## Start

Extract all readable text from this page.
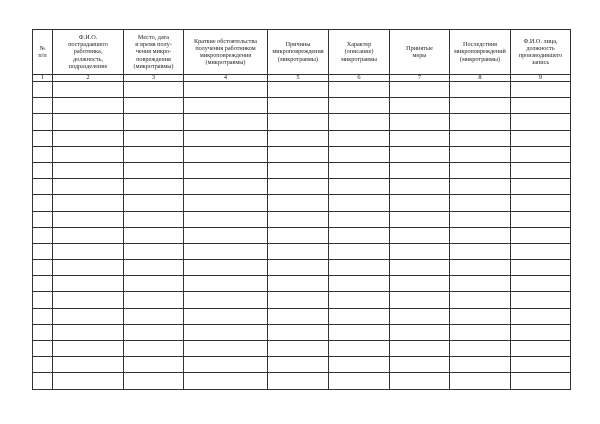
№
п/п	Ф.И.О.
пострадавшего
работника,
должность,
подразделение	Место, дата
и время полу-
чения микро-
повреждения
(микротравмы)	Краткие обстоятельства
получения работником
микроповреждения
(микротравмы)	Причины
микроповреждения
(микротравмы)	Характер
(описание)
микротравмы	Принятые
меры	Последствия
микроповреждений
(микротравмы)	Ф.И.О. лица,
должность
производившего
запись
1	2	3	4	5	6	7	8	9
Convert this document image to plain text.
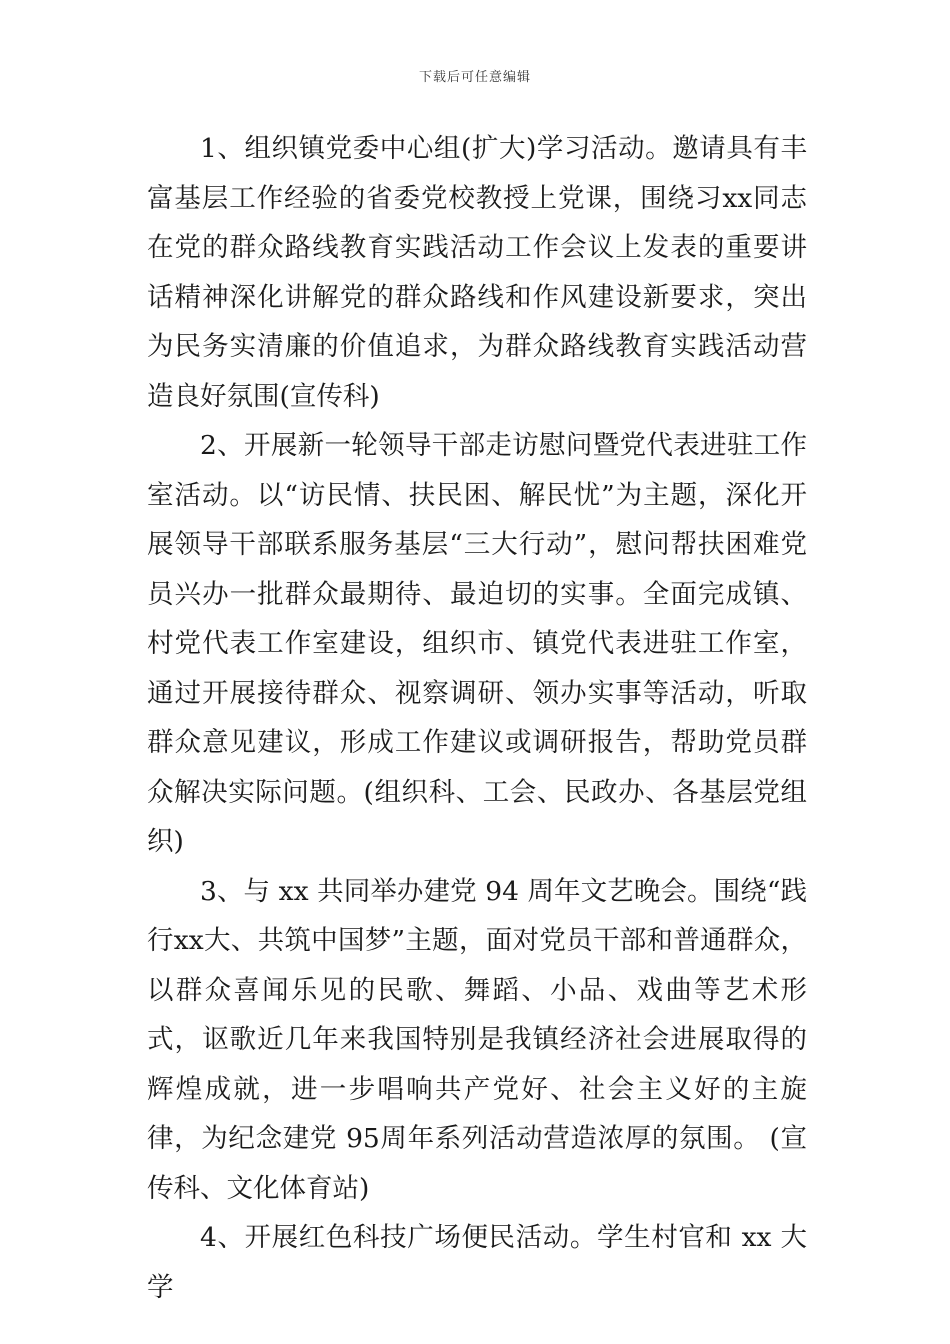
下载后可任意编辑

1、组织镇党委中心组(扩大)学习活动。邀请具有丰富基层工作经验的省委党校教授上党课，围绕习xx同志在党的群众路线教育实践活动工作会议上发表的重要讲话精神深化讲解党的群众路线和作风建设新要求，突出为民务实清廉的价值追求，为群众路线教育实践活动营造良好氛围(宣传科)

2、开展新一轮领导干部走访慰问暨党代表进驻工作室活动。以“访民情、扶民困、解民忧”为主题，深化开展领导干部联系服务基层“三大行动”，慰问帮扶困难党员兴办一批群众最期待、最迫切的实事。全面完成镇、村党代表工作室建设，组织市、镇党代表进驻工作室，通过开展接待群众、视察调研、领办实事等活动，听取群众意见建议，形成工作建议或调研报告，帮助党员群众解决实际问题。(组织科、工会、民政办、各基层党组织)

3、与 xx 共同举办建党 94 周年文艺晚会。围绕“践行xx大、共筑中国梦”主题，面对党员干部和普通群众，以群众喜闻乐见的民歌、舞蹈、小品、戏曲等艺术形式，讴歌近几年来我国特别是我镇经济社会进展取得的辉煌成就，进一步唱响共产党好、社会主义好的主旋律，为纪念建党 95周年系列活动营造浓厚的氛围。 (宣传科、文化体育站)

4、开展红色科技广场便民活动。学生村官和 xx 大学
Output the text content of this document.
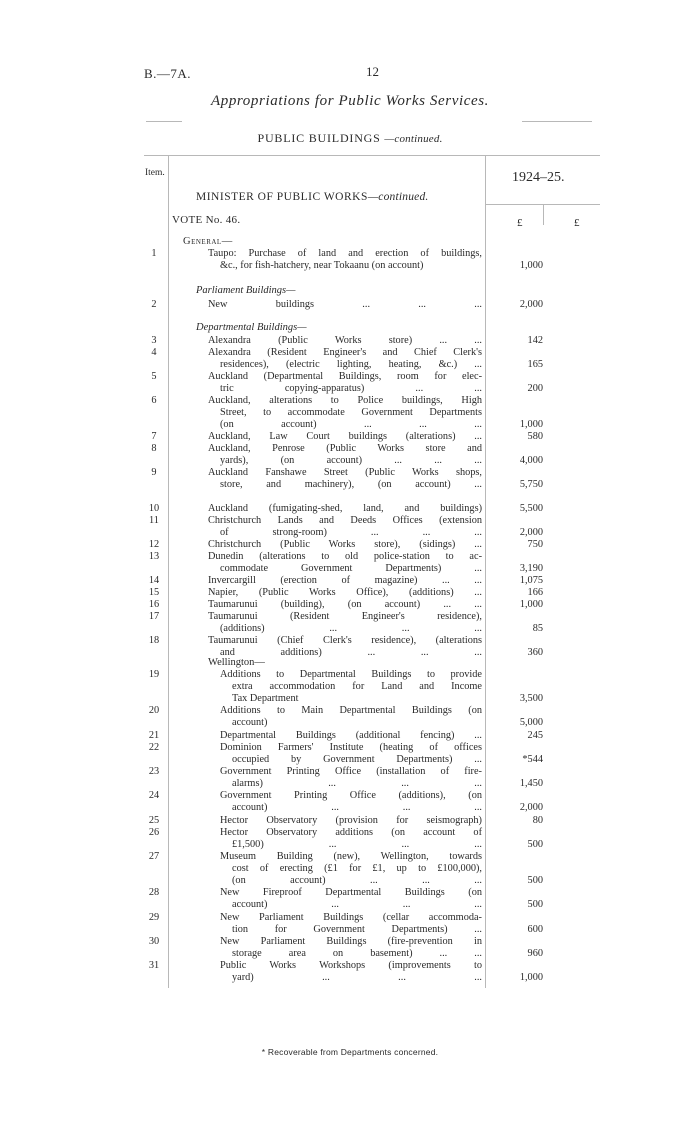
B.—7A.	12
Appropriations for Public Works Services.
PUBLIC BUILDINGS —continued.
Item.	1924–25.
MINISTER OF PUBLIC WORKS—continued.
VOTE No. 46.	£	£
General—
Parliament Buildings—
Departmental Buildings—
Wellington—
1	Taupo: Purchase of land and erection of buildings,
&c., for fish-hatchery, near Tokaanu (on account)	1,000
2	New buildings ... ... ...	2,000
3	Alexandra (Public Works store) ... ...	142
4	Alexandra (Resident Engineer's and Chief Clerk's
residences), (electric lighting, heating, &c.) ...	165
5	Auckland (Departmental Buildings, room for elec-
tric copying-apparatus) ... ...	200
6	Auckland, alterations to Police buildings, High
Street, to accommodate Government Departments
(on account) ... ... ...	1,000
7	Auckland, Law Court buildings (alterations) ...	580
8	Auckland, Penrose (Public Works store and
yards), (on account) ... ... ...	4,000
9	Auckland Fanshawe Street (Public Works shops,
store, and machinery), (on account) ...	5,750
10	Auckland (fumigating-shed, land, and buildings)	5,500
11	Christchurch Lands and Deeds Offices (extension
of strong-room) ... ... ...	2,000
12	Christchurch (Public Works store), (sidings) ...	750
13	Dunedin (alterations to old police-station to ac-
commodate Government Departments) ...	3,190
14	Invercargill (erection of magazine) ... ...	1,075
15	Napier, (Public Works Office), (additions) ...	166
16	Taumarunui (building), (on account) ... ...	1,000
17	Taumarunui (Resident Engineer's residence),
(additions) ... ... ...	85
18	Taumarunui (Chief Clerk's residence), (alterations
and additions) ... ... ...	360
19	Additions to Departmental Buildings to provide
extra accommodation for Land and Income
Tax Department	3,500
20	Additions to Main Departmental Buildings (on
account)	5,000
21	Departmental Buildings (additional fencing) ...	245
22	Dominion Farmers' Institute (heating of offices
occupied by Government Departments) ...	*544
23	Government Printing Office (installation of fire-
alarms) ... ... ...	1,450
24	Government Printing Office (additions), (on
account) ... ... ...	2,000
25	Hector Observatory (provision for seismograph)	80
26	Hector Observatory additions (on account of
£1,500) ... ... ...	500
27	Museum Building (new), Wellington, towards
cost of erecting (£1 for £1, up to £100,000),
(on account) ... ... ...	500
28	New Fireproof Departmental Buildings (on
account) ... ... ...	500
29	New Parliament Buildings (cellar accommoda-
tion for Government Departments) ...	600
30	New Parliament Buildings (fire-prevention in
storage area on basement) ... ...	960
31	Public Works Workshops (improvements to
yard) ... ... ...	1,000
* Recoverable from Departments concerned.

## End

- **AIM**:
Leave out the pictures and output every record above precisely as given.

- **TASK RESPONSE**:
Extract all readable text from this page.
№
п/п	Ф.И.О.
пострадавшего
работника,
должность,
подразделение	Место, дата
и время полу-
чения микро-
повреждения
(микротравмы)	Краткие обстоятельства
получения работником
микроповреждения
(микротравмы)	Причины
микроповреждения
(микротравмы)	Характер
(описание)
микротравмы	Принятые
меры	Последствия
микроповреждений
(микротравмы)	Ф.И.О. лица,
должность
производившего
запись
1	2	3	4	5	6	7	8	9
Convert this document image to plain text.
下载后可任意编辑

1、组织镇党委中心组(扩大)学习活动。邀请具有丰富基层工作经验的省委党校教授上党课，围绕习xx同志在党的群众路线教育实践活动工作会议上发表的重要讲话精神深化讲解党的群众路线和作风建设新要求，突出为民务实清廉的价值追求，为群众路线教育实践活动营造良好氛围(宣传科)

2、开展新一轮领导干部走访慰问暨党代表进驻工作室活动。以“访民情、扶民困、解民忧”为主题，深化开展领导干部联系服务基层“三大行动”，慰问帮扶困难党员兴办一批群众最期待、最迫切的实事。全面完成镇、村党代表工作室建设，组织市、镇党代表进驻工作室，通过开展接待群众、视察调研、领办实事等活动，听取群众意见建议，形成工作建议或调研报告，帮助党员群众解决实际问题。(组织科、工会、民政办、各基层党组织)

3、与 xx 共同举办建党 94 周年文艺晚会。围绕“践行xx大、共筑中国梦”主题，面对党员干部和普通群众，以群众喜闻乐见的民歌、舞蹈、小品、戏曲等艺术形式，讴歌近几年来我国特别是我镇经济社会进展取得的辉煌成就，进一步唱响共产党好、社会主义好的主旋律，为纪念建党 95周年系列活动营造浓厚的氛围。 (宣传科、文化体育站)

4、开展红色科技广场便民活动。学生村官和 xx 大学
Output the text content of this document.
B.—7A.	12
Appropriations for Public Works Services.
PUBLIC BUILDINGS —continued.
Item.	1924–25.
MINISTER OF PUBLIC WORKS—continued.
VOTE No. 46.	£	£
General—
Parliament Buildings—
Departmental Buildings—
Wellington—
1	Taupo: Purchase of land and erection of buildings,
&c., for fish-hatchery, near Tokaanu (on account)	1,000
2	New buildings ... ... ...	2,000
3	Alexandra (Public Works store) ... ...	142
4	Alexandra (Resident Engineer's and Chief Clerk's
residences), (electric lighting, heating, &c.) ...	165
5	Auckland (Departmental Buildings, room for elec-
tric copying-apparatus) ... ...	200
6	Auckland, alterations to Police buildings, High
Street, to accommodate Government Departments
(on account) ... ... ...	1,000
7	Auckland, Law Court buildings (alterations) ...	580
8	Auckland, Penrose (Public Works store and
yards), (on account) ... ... ...	4,000
9	Auckland Fanshawe Street (Public Works shops,
store, and machinery), (on account) ...	5,750
10	Auckland (fumigating-shed, land, and buildings)	5,500
11	Christchurch Lands and Deeds Offices (extension
of strong-room) ... ... ...	2,000
12	Christchurch (Public Works store), (sidings) ...	750
13	Dunedin (alterations to old police-station to ac-
commodate Government Departments) ...	3,190
14	Invercargill (erection of magazine) ... ...	1,075
15	Napier, (Public Works Office), (additions) ...	166
16	Taumarunui (building), (on account) ... ...	1,000
17	Taumarunui (Resident Engineer's residence),
(additions) ... ... ...	85
18	Taumarunui (Chief Clerk's residence), (alterations
and additions) ... ... ...	360
19	Additions to Departmental Buildings to provide
extra accommodation for Land and Income
Tax Department	3,500
20	Additions to Main Departmental Buildings (on
account)	5,000
21	Departmental Buildings (additional fencing) ...	245
22	Dominion Farmers' Institute (heating of offices
occupied by Government Departments) ...	*544
23	Government Printing Office (installation of fire-
alarms) ... ... ...	1,450
24	Government Printing Office (additions), (on
account) ... ... ...	2,000
25	Hector Observatory (provision for seismograph)	80
26	Hector Observatory additions (on account of
£1,500) ... ... ...	500
27	Museum Building (new), Wellington, towards
cost of erecting (£1 for £1, up to £100,000),
(on account) ... ... ...	500
28	New Fireproof Departmental Buildings (on
account) ... ... ...	500
29	New Parliament Buildings (cellar accommoda-
tion for Government Departments) ...	600
30	New Parliament Buildings (fire-prevention in
storage area on basement) ... ...	960
31	Public Works Workshops (improvements to
yard) ... ... ...	1,000
* Recoverable from Departments concerned.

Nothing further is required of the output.